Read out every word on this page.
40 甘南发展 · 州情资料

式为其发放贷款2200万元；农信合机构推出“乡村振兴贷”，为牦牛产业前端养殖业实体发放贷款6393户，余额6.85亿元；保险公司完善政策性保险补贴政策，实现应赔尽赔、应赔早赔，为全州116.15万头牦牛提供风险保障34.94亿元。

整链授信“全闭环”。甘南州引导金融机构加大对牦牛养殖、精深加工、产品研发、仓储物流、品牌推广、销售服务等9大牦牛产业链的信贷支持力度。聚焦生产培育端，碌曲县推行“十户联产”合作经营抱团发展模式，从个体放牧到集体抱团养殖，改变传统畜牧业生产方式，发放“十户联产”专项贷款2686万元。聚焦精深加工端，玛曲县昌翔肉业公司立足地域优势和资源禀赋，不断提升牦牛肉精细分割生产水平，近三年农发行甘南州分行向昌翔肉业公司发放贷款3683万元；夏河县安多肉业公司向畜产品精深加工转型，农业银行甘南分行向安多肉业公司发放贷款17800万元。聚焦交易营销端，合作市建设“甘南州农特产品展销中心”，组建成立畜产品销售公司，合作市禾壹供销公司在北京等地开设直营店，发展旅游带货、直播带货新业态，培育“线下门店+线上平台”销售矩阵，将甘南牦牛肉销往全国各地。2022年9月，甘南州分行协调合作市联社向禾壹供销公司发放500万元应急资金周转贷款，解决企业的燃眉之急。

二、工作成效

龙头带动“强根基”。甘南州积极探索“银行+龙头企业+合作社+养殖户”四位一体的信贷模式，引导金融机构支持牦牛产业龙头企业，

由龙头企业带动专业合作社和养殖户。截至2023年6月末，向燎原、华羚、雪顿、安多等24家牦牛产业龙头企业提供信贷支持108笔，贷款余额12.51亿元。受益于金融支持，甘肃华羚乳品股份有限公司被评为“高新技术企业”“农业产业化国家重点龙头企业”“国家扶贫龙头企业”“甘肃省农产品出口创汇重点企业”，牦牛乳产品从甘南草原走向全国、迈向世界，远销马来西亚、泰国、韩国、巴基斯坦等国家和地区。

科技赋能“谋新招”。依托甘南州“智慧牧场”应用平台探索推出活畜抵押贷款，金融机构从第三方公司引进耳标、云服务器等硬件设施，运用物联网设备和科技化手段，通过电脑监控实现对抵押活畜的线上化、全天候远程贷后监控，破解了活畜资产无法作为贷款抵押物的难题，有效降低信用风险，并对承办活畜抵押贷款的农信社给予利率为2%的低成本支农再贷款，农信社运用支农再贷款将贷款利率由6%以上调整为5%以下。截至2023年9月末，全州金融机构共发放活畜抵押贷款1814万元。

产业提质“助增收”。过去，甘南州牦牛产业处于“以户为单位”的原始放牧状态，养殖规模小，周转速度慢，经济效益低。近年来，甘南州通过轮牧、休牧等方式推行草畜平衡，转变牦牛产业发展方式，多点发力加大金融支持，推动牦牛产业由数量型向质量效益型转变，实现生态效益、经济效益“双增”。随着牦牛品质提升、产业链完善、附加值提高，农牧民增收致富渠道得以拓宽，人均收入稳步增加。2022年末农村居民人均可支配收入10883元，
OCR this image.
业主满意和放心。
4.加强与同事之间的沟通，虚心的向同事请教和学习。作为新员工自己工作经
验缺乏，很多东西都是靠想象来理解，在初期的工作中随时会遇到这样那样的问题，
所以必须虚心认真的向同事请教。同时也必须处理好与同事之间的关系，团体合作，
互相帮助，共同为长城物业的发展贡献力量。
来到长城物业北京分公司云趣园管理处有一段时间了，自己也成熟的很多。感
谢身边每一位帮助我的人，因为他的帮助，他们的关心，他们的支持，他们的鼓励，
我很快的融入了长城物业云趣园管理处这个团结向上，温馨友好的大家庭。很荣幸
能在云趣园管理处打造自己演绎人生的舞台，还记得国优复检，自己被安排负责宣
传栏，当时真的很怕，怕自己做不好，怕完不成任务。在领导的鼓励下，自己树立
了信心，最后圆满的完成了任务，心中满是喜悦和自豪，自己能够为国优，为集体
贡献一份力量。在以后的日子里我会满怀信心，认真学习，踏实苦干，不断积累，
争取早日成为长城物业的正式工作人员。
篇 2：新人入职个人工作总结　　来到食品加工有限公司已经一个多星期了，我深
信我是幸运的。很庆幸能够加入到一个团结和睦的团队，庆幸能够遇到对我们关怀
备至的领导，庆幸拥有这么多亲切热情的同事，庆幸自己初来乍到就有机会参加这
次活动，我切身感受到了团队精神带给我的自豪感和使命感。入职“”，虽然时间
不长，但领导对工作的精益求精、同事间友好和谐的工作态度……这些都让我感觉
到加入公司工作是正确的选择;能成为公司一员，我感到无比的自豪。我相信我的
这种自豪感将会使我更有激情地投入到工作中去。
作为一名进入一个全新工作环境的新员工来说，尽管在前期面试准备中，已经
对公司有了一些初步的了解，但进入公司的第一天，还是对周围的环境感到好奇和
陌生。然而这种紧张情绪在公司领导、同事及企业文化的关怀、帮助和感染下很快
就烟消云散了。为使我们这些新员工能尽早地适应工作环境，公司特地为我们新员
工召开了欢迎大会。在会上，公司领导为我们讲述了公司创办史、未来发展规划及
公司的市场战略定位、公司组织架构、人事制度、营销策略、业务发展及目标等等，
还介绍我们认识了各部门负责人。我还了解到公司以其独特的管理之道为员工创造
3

● SET EXERCISE: State how many lines of the material contain the string "this", with no other words.

● EXERCISE OUTPUT: 2